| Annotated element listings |
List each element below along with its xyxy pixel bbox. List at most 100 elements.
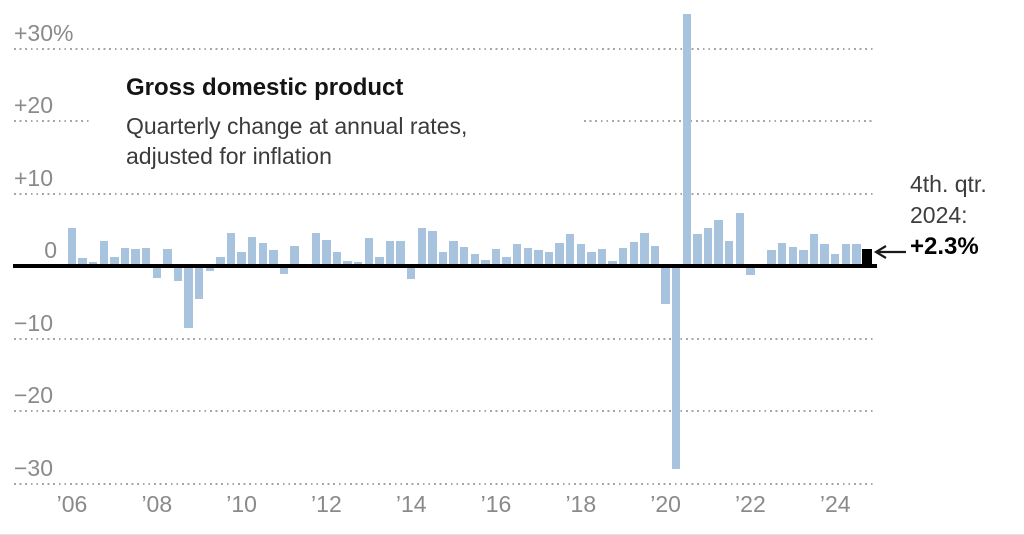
- y-tick-label-30: +30%: [14, 19, 74, 46]
- bar-2020-q3: [682, 13, 692, 266]
- bar-2006-q2: [78, 258, 87, 266]
- bar-2014-q4: [438, 251, 448, 266]
- bar-2008-q3: [173, 266, 183, 282]
- x-tick-label-2018: ’18: [565, 491, 597, 517]
- zero-axis-line: [13, 264, 877, 268]
- bar-2008-q4: [184, 266, 193, 328]
- bar-2016-q2: [502, 257, 511, 266]
- bar-2017-q1: [534, 250, 543, 266]
- bar-2018-q3: [597, 248, 607, 266]
- y-tick-label--10: −10: [14, 309, 54, 336]
- bar-2018-q4: [608, 260, 617, 266]
- bar-2012-q2: [332, 252, 342, 266]
- bar-2011-q2: [290, 245, 299, 266]
- y-tick-label-0: 0: [44, 237, 57, 263]
- bar-2013-q3: [385, 241, 395, 266]
- bar-2014-q1: [406, 266, 416, 280]
- bar-2019-q2: [629, 242, 639, 266]
- bar-2009-q3: [216, 256, 225, 266]
- bar-2011-q1: [279, 266, 289, 274]
- gridline-20-seg0: [14, 120, 91, 122]
- bar-2020-q2: [671, 266, 681, 469]
- bar-2006-q4: [99, 240, 109, 266]
- bar-2008-q1: [152, 266, 162, 279]
- bar-2019-q4: [650, 245, 660, 266]
- x-tick-label-2006: ’06: [56, 491, 88, 517]
- x-tick-label-2020: ’20: [650, 491, 681, 517]
- left-arrow-icon: [873, 245, 906, 259]
- gridline-30: [14, 47, 875, 50]
- bar-2012-q1: [322, 239, 331, 266]
- x-tick-label-2010: ’10: [226, 491, 257, 517]
- bar-2018-q1: [576, 243, 586, 266]
- bar-2014-q2: [417, 228, 427, 266]
- bar-2022-q4: [777, 242, 787, 266]
- bar-2021-q1: [703, 228, 713, 266]
- y-tick-label--20: −20: [14, 382, 54, 408]
- bar-2013-q2: [375, 257, 384, 266]
- y-tick-label-20: +20: [14, 92, 54, 118]
- gridline--20: [14, 410, 875, 412]
- bar-2016-q3: [512, 244, 522, 266]
- x-tick-label-2016: ’16: [480, 491, 512, 517]
- x-tick-label-2024: ’24: [819, 491, 851, 517]
- gridline--30: [14, 482, 875, 485]
- bar-2007-q1: [110, 257, 119, 266]
- bar-2010-q4: [269, 250, 278, 266]
- chart-subtitle-line2: adjusted for inflation: [126, 143, 332, 169]
- bar-2009-q2: [205, 266, 215, 272]
- bar-2009-q4: [226, 233, 236, 266]
- bar-2017-q3: [555, 242, 564, 266]
- annotation-value: +2.3%: [910, 233, 979, 260]
- bar-2010-q2: [247, 237, 257, 266]
- gridline--10: [14, 337, 875, 340]
- bar-2017-q2: [544, 252, 554, 266]
- bar-2015-q4: [481, 260, 490, 266]
- bar-2006-q1: [67, 227, 77, 266]
- bar-2009-q1: [194, 266, 204, 299]
- bar-2024-q1: [830, 254, 840, 266]
- bar-2017-q4: [565, 234, 575, 266]
- bar-2020-q1: [661, 266, 670, 305]
- bar-2008-q2: [163, 248, 172, 266]
- bar-2022-q3: [767, 250, 776, 266]
- bar-2010-q1: [237, 252, 246, 266]
- bar-2007-q4: [141, 247, 151, 266]
- x-tick-label-2012: ’12: [311, 491, 342, 517]
- bar-2010-q3: [258, 242, 268, 266]
- bar-2013-q4: [396, 241, 405, 266]
- bar-2018-q2: [587, 252, 596, 266]
- bar-2012-q3: [343, 260, 352, 266]
- x-tick-label-2008: ’08: [141, 491, 173, 517]
- bar-2021-q2: [714, 220, 723, 266]
- x-tick-label-2014: ’14: [395, 491, 427, 517]
- y-tick-label--30: −30: [14, 454, 54, 481]
- bar-2006-q3: [88, 261, 98, 266]
- annotation-line2: 2024:: [910, 202, 968, 228]
- bar-2023-q3: [809, 234, 819, 266]
- bar-2023-q4: [820, 243, 829, 266]
- bar-2024-q2: [841, 244, 851, 266]
- bar-2021-q4: [735, 213, 745, 266]
- bar-2011-q4: [311, 232, 321, 266]
- bar-2016-q4: [523, 247, 533, 266]
- x-tick-label-2022: ’22: [735, 491, 766, 517]
- bar-2007-q3: [131, 248, 140, 266]
- bar-2013-q1: [364, 237, 374, 266]
- y-tick-label-10: +10: [14, 164, 54, 191]
- bar-2024-q4: [862, 249, 872, 266]
- bar-2016-q1: [491, 249, 501, 266]
- bar-2014-q3: [428, 231, 437, 266]
- bar-2022-q1: [746, 266, 755, 275]
- bar-2015-q2: [459, 247, 469, 266]
- bar-2015-q3: [470, 253, 480, 266]
- bar-2023-q1: [788, 247, 798, 266]
- bar-2007-q2: [120, 247, 130, 266]
- chart-title: Gross domestic product: [126, 74, 404, 101]
- latest-quarter-annotation: 4th. qtr. 2024: +2.3%: [910, 169, 987, 262]
- bar-2020-q4: [693, 234, 702, 266]
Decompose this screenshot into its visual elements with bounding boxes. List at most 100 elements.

| Challenge |
Rewrite the lines of the listing as a JSON list of strings, one string per line and blank lines omitted, starting at the line containing "- y-tick-label-30: +30%: [14, 19, 74, 46]" and ending with the line containing "- bar-2019-q4: [650, 245, 660, 266]", both included.

| Task output |
[
  "- y-tick-label-30: +30%: [14, 19, 74, 46]",
  "- bar-2020-q3: [682, 13, 692, 266]",
  "- bar-2006-q2: [78, 258, 87, 266]",
  "- bar-2014-q4: [438, 251, 448, 266]",
  "- bar-2008-q3: [173, 266, 183, 282]",
  "- x-tick-label-2018: ’18: [565, 491, 597, 517]",
  "- zero-axis-line: [13, 264, 877, 268]",
  "- bar-2008-q4: [184, 266, 193, 328]",
  "- bar-2016-q2: [502, 257, 511, 266]",
  "- bar-2017-q1: [534, 250, 543, 266]",
  "- bar-2018-q3: [597, 248, 607, 266]",
  "- y-tick-label--10: −10: [14, 309, 54, 336]",
  "- bar-2018-q4: [608, 260, 617, 266]",
  "- bar-2012-q2: [332, 252, 342, 266]",
  "- bar-2011-q2: [290, 245, 299, 266]",
  "- y-tick-label-0: 0: [44, 237, 57, 263]",
  "- bar-2013-q3: [385, 241, 395, 266]",
  "- bar-2014-q1: [406, 266, 416, 280]",
  "- bar-2019-q2: [629, 242, 639, 266]",
  "- bar-2009-q3: [216, 256, 225, 266]",
  "- bar-2011-q1: [279, 266, 289, 274]",
  "- gridline-20-seg0: [14, 120, 91, 122]",
  "- bar-2020-q2: [671, 266, 681, 469]",
  "- bar-2006-q4: [99, 240, 109, 266]",
  "- bar-2008-q1: [152, 266, 162, 279]",
  "- bar-2019-q4: [650, 245, 660, 266]"
]